### What the task asks
Below are some records. Copy every line in them that holds "기도하게".

— BEGIN Records shown —

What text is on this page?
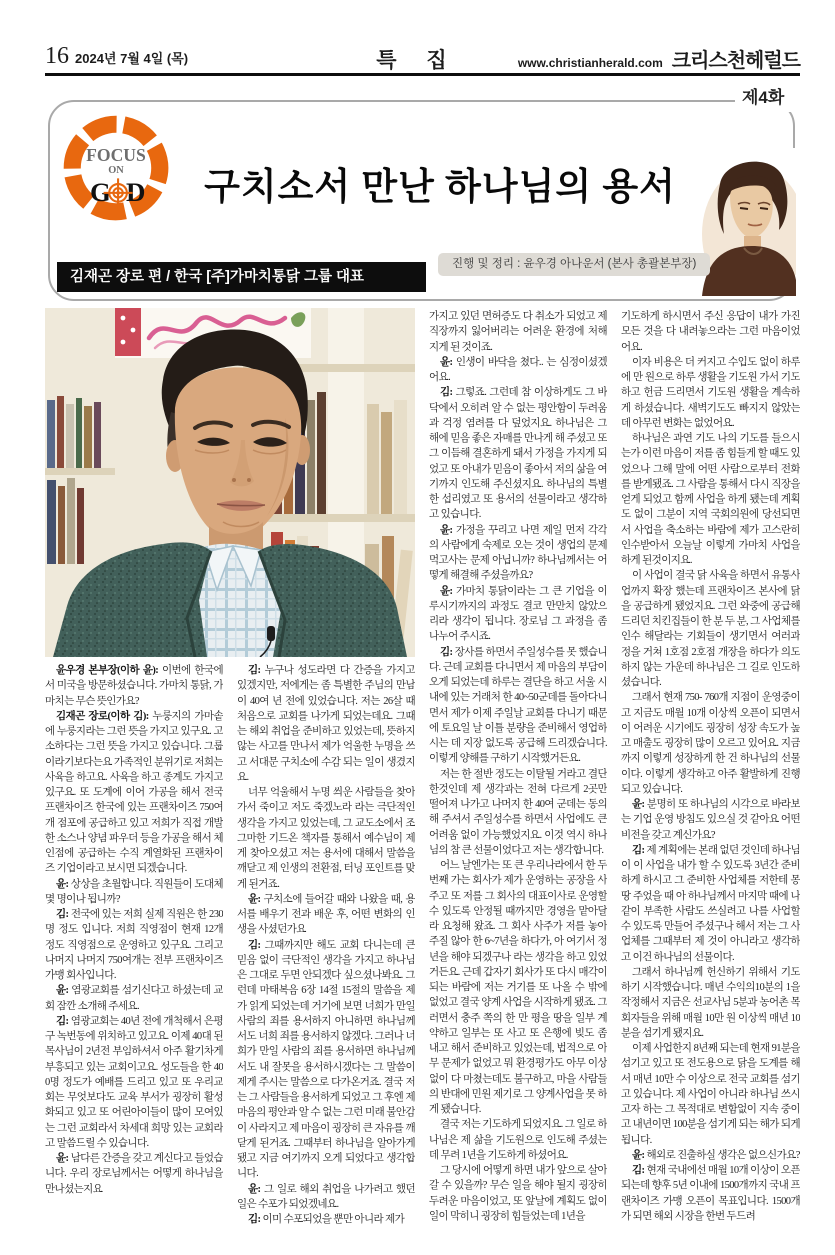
16 2024년 7월 4일 (목)	특 집	www.christianherald.com 크리스천헤럴드
제4화
FOCUS
ON
G D 구치소서 만난 하나님의 용서
진행 및 정리 : 윤우경 아나운서 (본사 총괄본부장)
김재곤 장로 편 / 한국 [주]가마치통닭 그룹 대표

윤우경 본부장(이하 윤): 이번에 한국에서 미국을 방문하셨습니다. 가마치 통닭, 가마치는 무슨 뜻인가요?

김재곤 장로(이하 김): 누룽지의 가마솥에 누룽지라는 그런 뜻을 가지고 있구요. 고소하다는 그런 뜻을 가지고 있습니다. 그룹이라기보다는요 가족적인 분위기로 저희는 사육을 하고요. 사육을 하고 종계도 가지고 있구요. 또 도계에 이어 가공을 해서 전국 프랜차이즈 한국에 있는 프랜차이즈 750여 개 점포에 공급하고 있고 저희가 직접 개발한 소스나 양념 파우더 등을 가공을 해서 체인점에 공급하는 수직 계열화된 프랜차이즈 기업이라고 보시면 되겠습니다.

윤: 상상을 초월합니다. 직원들이 도대체 몇 명이나 됩니까?

김: 전국에 있는 저희 실제 직원은 한 230명 정도 입니다. 저희 직영점이 현재 12개 정도 직영점으로 운영하고 있구요. 그리고 나머지 나머지 750여개는 전부 프랜차이즈 가맹 회사입니다.

윤: 염광교회를 섬기신다고 하셨는데 교회 잠깐 소개해 주세요.

김: 염광교회는 40년 전에 개척해서 은평구 녹번동에 위치하고 있고요. 이제 40대 된 목사님이 2년전 부임하셔서 아주 활기차게 부흥되고 있는 교회이고요. 성도들을 한 400명 정도가 예배를 드리고 있고 또 우리교회는 무엇보다도 교육 부서가 굉장히 활성화되고 있고 또 어린아이들이 많이 모여있는 그런 교회라서 차세대 희망 있는 교회라고 말씀드릴 수 있습니다.

윤: 남다른 간증을 갖고 계신다고 들었습니다. 우리 장로님께서는 어떻게 하나님을 만나셨는지요

김: 누구나 성도라면 다 간증을 가지고 있겠지만, 저에게는 좀 특별한 주님의 만남이 40여 년 전에 있었습니다. 저는 26살 때 처음으로 교회를 나가게 되었는데요. 그때는 해외 취업을 준비하고 있었는데, 뜻하지 않는 사고를 만나서 제가 억울한 누명을 쓰고 서대문 구치소에 수감 되는 일이 생겼지요.

너무 억울해서 누명 씌운 사람들을 찾아가서 죽이고 저도 죽겠노라 라는 극단적인 생각을 가지고 있었는데, 그 교도소에서 조그마한 기드온 책자를 통해서 예수님이 제게 찾아오셨고 저는 용서에 대해서 말씀을 깨닫고 제 인생의 전환점, 터닝 포인트를 맞게 된거죠.

윤: 구치소에 들어갈 때와 나왔을 때, 용서를 배우기 전과 배운 후, 어떤 변화의 인생을 사셨던가요

김: 그때까지만 해도 교회 다니는데 큰 믿음 없이 극단적인 생각을 가지고 하나님은 그대로 두면 안되겠다 싶으셨나봐요. 그런데 마태복음 6장 14절 15절의 말씀을 제가 읽게 되었는데 거기에 보면 너희가 만일 사람의 죄를 용서하지 아니하면 하나님께서도 너희 죄를 용서하지 않겠다. 그러나 너희가 만일 사람의 죄를 용서하면 하나님께서도 내 잘못을 용서하시겠다는 그 말씀이 제게 주시는 말씀으로 다가온거죠. 결국 저는 그 사람들을 용서하게 되었고 그 후엔 제 마음의 평안과 알 수 없는 그런 미래 불안감이 사라지고 제 마음이 굉장히 큰 자유를 깨닫게 된거죠. 그때부터 하나님을 알아가게 됐고 지금 여기까지 오게 되었다고 생각합니다.

윤: 그 일로 해외 취업을 나가려고 했던 일은 수포가 되었겠네요.

김: 이미 수포되었을 뿐만 아니라 제가

가지고 있던 면허증도 다 취소가 되었고 제 직장까지 잃어버리는 어려운 환경에 처해지게 된 것이죠.

윤: 인생이 바닥을 쳤다.. 는 심정이셨겠어요.

김: 그렇죠. 그런데 참 이상하게도 그 바닥에서 오히려 알 수 없는 평안함이 두려움과 걱정 염려를 다 덮었지요. 하나님은 그 해에 믿음 좋은 자매를 만나게 해 주셨고 또 그 이듬해 결혼하게 돼서 가정을 가지게 되었고 또 아내가 믿음이 좋아서 저의 삶을 여기까지 인도해 주신셨지요. 하나님의 특별한 섭리였고 또 용서의 선물이라고 생각하고 있습니다.

윤: 가정을 꾸리고 나면 제일 먼저 각각의 사람에게 숙제로 오는 것이 생업의 문제 먹고사는 문제 아닙니까? 하나님께서는 어떻게 해결해 주셨을까요?

윤: 가마치 통닭이라는 그 큰 기업을 이루시기까지의 과정도 결코 만만치 않았으리라 생각이 됩니다. 장로님 그 과정을 좀 나누어 주시죠.

김: 장사를 하면서 주일성수를 못 했습니다. 근데 교회를 다니면서 제 마음의 부담이 오게 되었는데 하루는 결단을 하고 서울 시내에 있는 거래처 한 40~50군데를 돌아다니면서 제가 이제 주일날 교회를 다니기 때문에 토요일 날 이틀 분량을 준비해서 영업하시는 데 지장 없도록 공급해 드리겠습니다. 이렇게 양해를 구하기 시작했거든요.

저는 한 절반 정도는 이탈될 거라고 결단한것인데 제 생각과는 전혀 다르게 2곳만 떨어져 나가고 나머지 한 40여 군데는 동의해 주셔서 주일성수를 하면서 사업에도 큰 어려움 없이 가능했었지요. 이것 역시 하나님의 참 큰 선물이었다고 저는 생각합니다.

어느 날엔가는 또 큰 우리나라에서 한 두번째 가는 회사가 제가 운영하는 공장을 사주고 또 저를 그 회사의 대표이사로 운영할 수 있도록 안정될 때까지만 경영을 맡아달라 요청해 왔죠. 그 회사 사주가 저를 놓아주질 않아 한 6~7년을 하다가, 아 여기서 정년을 해야 되겠구나 라는 생각을 하고 있었거든요. 근데 갑자기 회사가 또 다시 매각이 되는 바람에 저는 거기를 또 나올 수 밖에 없었고 결국 양계 사업을 시작하게 됐죠. 그러면서 충주 쪽의 한 만 평을 땅을 일부 계약하고 일부는 또 사고 또 은행에 빚도 좀 내고 해서 준비하고 있었는데, 법적으로 아무 문제가 없었고 뭐 환경평가도 아무 이상 없이 다 마쳤는데도 불구하고, 마을 사람들의 반대에 민원 제기로 그 양계사업을 못 하게 됐습니다.

결국 저는 기도하게 되었지요. 그 일로 하나님은 제 삶을 기도원으로 인도해 주셨는데 무려 1년을 기도하게 하셨어요.

그 당시에 어떻게 하면 내가 앞으로 살아갈 수 있을까? 무슨 일을 해야 될지 굉장히 두려운 마음이었고, 또 앞날에 계획도 없이 일이 막히니 굉장히 힘들었는데 1년을

기도하게 하시면서 주신 응답이 내가 가진 모든 것을 다 내려놓으라는 그런 마음이었어요.

이자 비용은 더 커지고 수입도 없이 하루에 만 원으로 하루 생활을 기도원 가서 기도하고 헌금 드리면서 기도원 생활을 계속하게 하셨습니다. 새벽기도도 빠지지 않았는데 아무런 변화는 없었어요.

하나님은 과연 기도 나의 기도를 들으시는가 이런 마음이 저를 좀 힘들게 할 때도 있었으나 그해 말에 어떤 사람으로부터 전화를 받게됐죠. 그 사람을 통해서 다시 직장을 얻게 되었고 함께 사업을 하게 됐는데 계획도 없이 그분이 지역 국회의원에 당선되면서 사업을 축소하는 바람에 제가 고스란히 인수받아서 오늘날 이렇게 가마치 사업을 하게 된것이지요.

이 사업이 결국 닭 사육을 하면서 유통사업까지 확장 했는데 프랜차이즈 본사에 닭을 공급하게 됐었지요. 그런 와중에 공급해드리던 치킨집들이 한 분 두 분, 그 사업체를 인수 해달라는 기회들이 생기면서 여러과정을 거쳐 1호점 2호점 개장을 하다가 의도하지 않는 가운데 하나님은 그 길로 인도하셨습니다.

그래서 현재 750- 760개 지점이 운영중이고 지금도 매월 10개 이상씩 오픈이 되면서 이 어려운 시기에도 굉장히 성장 속도가 높고 매출도 굉장히 많이 오르고 있어요. 지금까지 이렇게 성장하게 한 건 하나님의 선물이다. 이렇게 생각하고 아주 활발하게 진행되고 있습니다.

윤: 분명히 또 하나님의 시각으로 바라보는 기업 운영 방침도 있으실 것 같아요 어떤 비전을 갖고 계신가요?

김: 제 계획에는 본래 없던 것인데 하나님이 이 사업을 내가 할 수 있도록 3년간 준비하게 하시고 그 준비한 사업체를 저한테 몽땅 주었을 때 아 하나님께서 마지막 때에 나같이 부족한 사람도 쓰실려고 나를 사업할 수 있도록 만들어 주셨구나 해서 저는 그 사업체를 그때부터 제 것이 아니라고 생각하고 이건 하나님의 선물이다.

그래서 하나님께 헌신하기 위해서 기도하기 시작했습니다. 매년 수익의10분의 1을 작정해서 지금은 선교사님 5분과 농어촌 목회자들을 위해 매월 10만 원 이상씩 매년 10분을 섬기게 됐지요.

이제 사업한지 8년째 되는데 현재 91분을 섬기고 있고 또 전도용으로 닭을 도계를 해서 매년 10만 수 이상으로 전국 교회를 섬기고 있습니다. 제 사업이 아니라 하나님 쓰시고자 하는 그 목적대로 변함없이 지속 중이고 내년이면 100분을 섬기게 되는 해가 되게 됩니다.

윤: 해외로 진출하실 생각은 없으신가요?

김: 현재 국내에선 매월 10개 이상이 오픈되는데 향후 5년 이내에 1500개까지 국내 프랜차이즈 가맹 오픈이 목표입니다. 1500개가 되면 해외 시장을 한번 두드려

— END Records shown —

### Task output
결국 저는 기도하게 되었지요. 그 일로 하나님은 제 삶을 기도원으로 인도해 주셨는데 무려 1년을 기도하게 하셨어요.
기도하게 하시면서 주신 응답이 내가 가진 모든 것을 다 내려놓으라는 그런 마음이었어요.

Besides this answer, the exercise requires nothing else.